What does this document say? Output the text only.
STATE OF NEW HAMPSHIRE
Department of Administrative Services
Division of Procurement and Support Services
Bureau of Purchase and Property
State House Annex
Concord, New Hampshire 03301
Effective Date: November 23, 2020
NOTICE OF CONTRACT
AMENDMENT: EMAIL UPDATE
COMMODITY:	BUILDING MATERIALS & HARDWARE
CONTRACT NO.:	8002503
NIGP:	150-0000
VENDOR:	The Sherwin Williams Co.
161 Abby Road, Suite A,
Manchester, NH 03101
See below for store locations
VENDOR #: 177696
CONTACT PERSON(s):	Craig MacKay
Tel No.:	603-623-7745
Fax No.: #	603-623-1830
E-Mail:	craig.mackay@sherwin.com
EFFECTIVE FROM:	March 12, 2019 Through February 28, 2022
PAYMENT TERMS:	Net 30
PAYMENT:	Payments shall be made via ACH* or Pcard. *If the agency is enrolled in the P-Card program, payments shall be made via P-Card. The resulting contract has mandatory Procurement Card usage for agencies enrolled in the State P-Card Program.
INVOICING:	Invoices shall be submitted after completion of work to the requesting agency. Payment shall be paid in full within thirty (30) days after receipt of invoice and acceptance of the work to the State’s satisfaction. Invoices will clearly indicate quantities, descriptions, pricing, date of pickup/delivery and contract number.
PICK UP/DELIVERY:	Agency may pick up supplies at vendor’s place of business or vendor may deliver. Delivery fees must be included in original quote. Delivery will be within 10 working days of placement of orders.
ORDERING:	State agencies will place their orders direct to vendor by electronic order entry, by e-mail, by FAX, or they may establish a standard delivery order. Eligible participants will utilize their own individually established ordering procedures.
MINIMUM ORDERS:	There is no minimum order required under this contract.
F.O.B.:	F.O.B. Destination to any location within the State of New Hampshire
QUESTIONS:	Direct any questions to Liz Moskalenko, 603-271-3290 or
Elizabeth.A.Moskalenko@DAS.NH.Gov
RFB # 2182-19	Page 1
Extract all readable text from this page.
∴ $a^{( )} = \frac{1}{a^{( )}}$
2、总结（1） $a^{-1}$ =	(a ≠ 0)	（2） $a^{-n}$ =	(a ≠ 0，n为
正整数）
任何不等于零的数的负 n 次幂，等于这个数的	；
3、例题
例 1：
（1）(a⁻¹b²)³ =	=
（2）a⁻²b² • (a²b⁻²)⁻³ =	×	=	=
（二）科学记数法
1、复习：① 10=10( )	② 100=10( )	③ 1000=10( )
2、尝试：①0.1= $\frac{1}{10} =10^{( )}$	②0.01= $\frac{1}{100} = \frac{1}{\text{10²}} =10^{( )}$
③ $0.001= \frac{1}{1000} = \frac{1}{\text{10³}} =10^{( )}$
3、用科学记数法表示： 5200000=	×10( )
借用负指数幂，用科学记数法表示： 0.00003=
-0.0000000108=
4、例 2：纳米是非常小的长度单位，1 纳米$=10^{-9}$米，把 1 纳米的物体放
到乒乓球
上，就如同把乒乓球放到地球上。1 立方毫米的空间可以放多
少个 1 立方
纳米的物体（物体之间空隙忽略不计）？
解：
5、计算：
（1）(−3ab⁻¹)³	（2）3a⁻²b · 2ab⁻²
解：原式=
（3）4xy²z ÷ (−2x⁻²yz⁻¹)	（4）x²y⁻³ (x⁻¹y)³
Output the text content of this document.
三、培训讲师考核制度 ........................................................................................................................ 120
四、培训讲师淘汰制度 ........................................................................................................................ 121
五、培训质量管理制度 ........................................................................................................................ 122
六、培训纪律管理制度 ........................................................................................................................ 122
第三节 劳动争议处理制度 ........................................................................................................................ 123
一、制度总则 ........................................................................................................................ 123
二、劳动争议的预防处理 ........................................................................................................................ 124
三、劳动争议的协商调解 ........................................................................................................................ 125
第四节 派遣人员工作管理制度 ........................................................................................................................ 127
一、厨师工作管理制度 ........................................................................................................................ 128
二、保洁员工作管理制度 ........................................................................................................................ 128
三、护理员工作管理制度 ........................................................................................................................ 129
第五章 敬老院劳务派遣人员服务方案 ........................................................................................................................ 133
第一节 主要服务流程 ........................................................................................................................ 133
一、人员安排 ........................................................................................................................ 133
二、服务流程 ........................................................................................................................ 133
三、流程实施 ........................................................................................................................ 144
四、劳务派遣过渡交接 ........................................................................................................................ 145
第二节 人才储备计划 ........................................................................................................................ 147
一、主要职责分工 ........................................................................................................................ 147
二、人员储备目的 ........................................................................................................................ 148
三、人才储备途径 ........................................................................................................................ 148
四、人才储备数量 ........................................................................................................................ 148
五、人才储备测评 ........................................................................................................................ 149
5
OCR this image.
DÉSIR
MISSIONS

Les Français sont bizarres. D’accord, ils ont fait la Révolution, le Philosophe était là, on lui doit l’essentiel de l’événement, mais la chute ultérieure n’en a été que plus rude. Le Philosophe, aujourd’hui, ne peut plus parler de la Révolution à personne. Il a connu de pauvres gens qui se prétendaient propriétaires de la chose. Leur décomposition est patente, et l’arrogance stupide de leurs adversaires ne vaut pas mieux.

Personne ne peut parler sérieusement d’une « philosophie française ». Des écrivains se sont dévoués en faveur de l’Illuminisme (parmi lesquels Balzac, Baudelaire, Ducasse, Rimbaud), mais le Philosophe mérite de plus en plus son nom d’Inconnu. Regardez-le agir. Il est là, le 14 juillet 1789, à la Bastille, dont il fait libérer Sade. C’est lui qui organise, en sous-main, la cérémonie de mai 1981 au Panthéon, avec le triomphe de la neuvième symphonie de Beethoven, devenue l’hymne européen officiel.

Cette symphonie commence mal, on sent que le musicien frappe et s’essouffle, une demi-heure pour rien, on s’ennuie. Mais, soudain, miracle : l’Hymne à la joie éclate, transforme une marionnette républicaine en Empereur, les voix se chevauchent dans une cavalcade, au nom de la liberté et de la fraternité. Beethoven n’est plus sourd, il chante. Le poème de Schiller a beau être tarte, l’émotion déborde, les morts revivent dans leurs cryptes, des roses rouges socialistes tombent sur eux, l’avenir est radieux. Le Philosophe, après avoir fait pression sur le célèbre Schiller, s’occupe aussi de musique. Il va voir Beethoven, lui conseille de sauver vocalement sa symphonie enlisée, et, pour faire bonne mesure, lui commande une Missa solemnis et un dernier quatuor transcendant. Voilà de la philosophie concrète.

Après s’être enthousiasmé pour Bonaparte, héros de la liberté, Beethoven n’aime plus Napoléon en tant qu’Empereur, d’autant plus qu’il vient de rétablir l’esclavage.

> [Problem to work on]
Filter the records for lines holding the string "liberté". Copy each one.

> [Task result]
Cette symphonie commence mal, on sent que le musicien frappe et s’essouffle, une demi-heure pour rien, on s’ennuie. Mais, soudain, miracle : l’Hymne à la joie éclate, transforme une marionnette républicaine en Empereur, les voix se chevauchent dans une cavalcade, au nom de la liberté et de la fraternité. Beethoven n’est plus sourd, il chante. Le poème de Schiller a beau être tarte, l’émotion déborde, les morts revivent dans leurs cryptes, des roses rouges socialistes tombent sur eux, l’avenir est radieux. Le Philosophe, après avoir fait pression sur le célèbre Schiller, s’occupe aussi de musique. Il va voir Beethoven, lui conseille de sauver vocalement sa symphonie enlisée, et, pour faire bonne mesure, lui commande une Missa solemnis et un dernier quatuor transcendant. Voilà de la philosophie concrète.
Après s’être enthousiasmé pour Bonaparte, héros de la liberté, Beethoven n’aime plus Napoléon en tant qu’Empereur, d’autant plus qu’il vient de rétablir l’esclavage.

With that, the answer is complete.